(FRAGMENTO)
Antes de hablar de literatura debo hacer un rodeo: hablar de los cambios en la escritura a secas a comienzos del temprano siglo XXI. Estoy en una posición privilegiada para discutir el tema, aunque sólo por casualidad: soy de las últimas generaciones que no tuvieron computadoras en su educación básica; crecí, como millones, con la idea de que la máquina de escribir era el límite de lo posible.

Descubrir las nuevas tecnologías y adaptarse a ellas, como tuvimos que hacerlo entre mediados de los años ochenta y el comienzo del siglo XXI, no fue fácil. No se ha escrito aún el texto de microhistoria que discuta y fije definitivamente esa experiencia colectiva, irrepetible, pero este es un buen momento para hablar de ella y notar, por lo menos, lo significativa que resulta: de hecho, en los últimos veinticinco años —el periodo del ascenso del libro y la edición electrónica— la escritura (incluyendo por supuesto la escritura literaria) ha sufrido modificaciones al menos tan grandes como la publicación y la lectura.

Aprender a escribir al comienzo de aquel periodo ya implicaba el uso de dos tecnologías diferentes, complementarias pero sólo de forma imperfecta y azarosa. Primero, la educación básica enseñaba la escritura a mano, que para los años setenta utilizaba la letra de molde en vez de las ligaduras tradicionales pero de todas formas implicaba un acercamiento despacioso y gradual a la composición de los signos y ponía un gran énfasis en la caligrafía; luego venía la máquina. Al menos en el sistema educativo mexicano, las clases de mecanografía solían darse junto con lecciones de taquigrafía en un curso de la escuela secundaria; el enfoque, por supuesto, era estrictamente práctico, orientado al trabajo de oficina y con el objetivo primordial de premiar la velocidad y la eficiencia. (A todos los alumnos nos mandaban llevar un cubreteclas, que era un rectángulo de tela opaca que se aseguraba sobre el teclado para obligarnos a escribir sin ver, y las sesiones de trabajo estaban pensadas para crear la costumbre de utilizar todos los dedos: eran largas repeticiones de series de letras que recorrían el teclado QWERTY de lado a lado, de arriba abajo, del centro a los extremos y viceversa.)

(CONJUNTO DE TAREAS)
**A)** Responde con base en el fragmento sobre los cambios en la escritura:
(i) ¿Qué se consideraba el límite de lo posible durante la infancia de quien escribe?
(ii) ¿Qué tipo de letra utilizaba la escritura a mano en la educación básica para los años setenta?
(iii) ¿Qué era el cubreteclas?
**B)** Continúa el fragmento sobre los cambios en la escritura a partir de su última oración.
Para resolver las tareas no se necesita el listado.

(SECCIÓN DE DATOS)
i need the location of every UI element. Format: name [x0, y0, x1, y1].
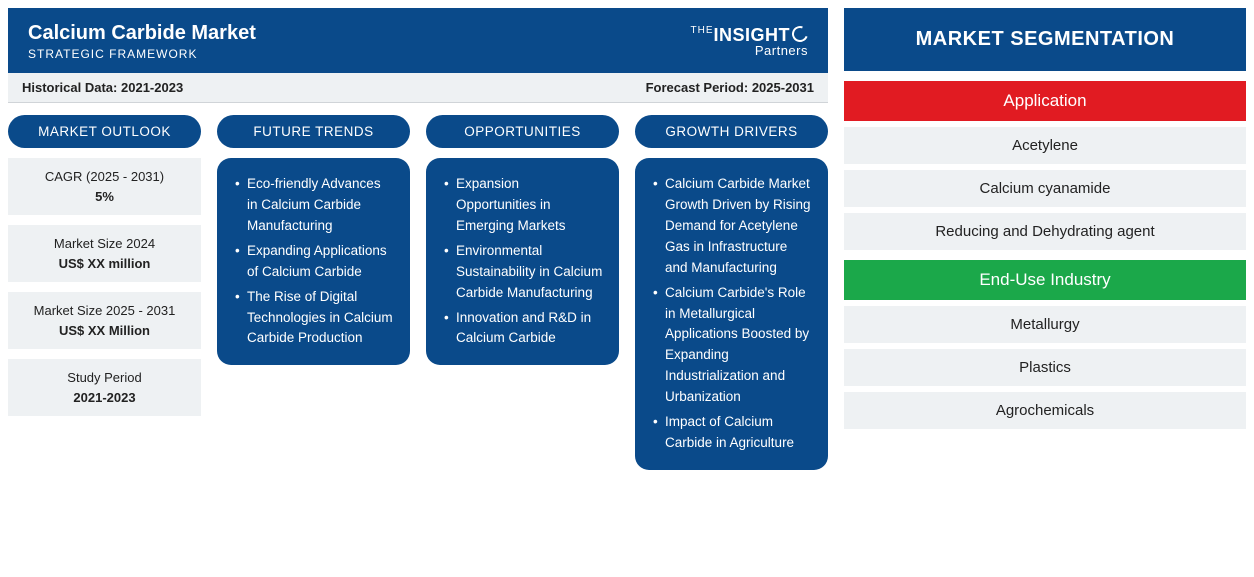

(RESPUESTAS POR TAREA)
**A)**
(i) La máquina de escribir.
(ii) La letra de molde.
(iii) Un rectángulo de tela opaca que se aseguraba sobre el teclado para obligar a escribir sin ver.

**B)**
El paso de formar signos a mano a marcarlos directamente en el papel, por así decir, no implicaba un acercamiento mayor a la escritura como actividad habitual ni mucho menos como actividad comunicativa o expresiva. No sólo el énfasis en mecanografiar adecuadamente era más pesado y desalentador que las páginas de círculos y líneas que eran los primeros pasos de la caligrafía a mano: además, las máquinas de escribir no aparecían con tanta frecuencia en la vida cotidiana como aparecen hoy las computadoras personales, y en todo caso el trabajo mecanográfico estaba asociado estrictamente con un objetivo preciso —crear documentos legibles— que en general no se presentaba con frecuencia más allá de la escuela.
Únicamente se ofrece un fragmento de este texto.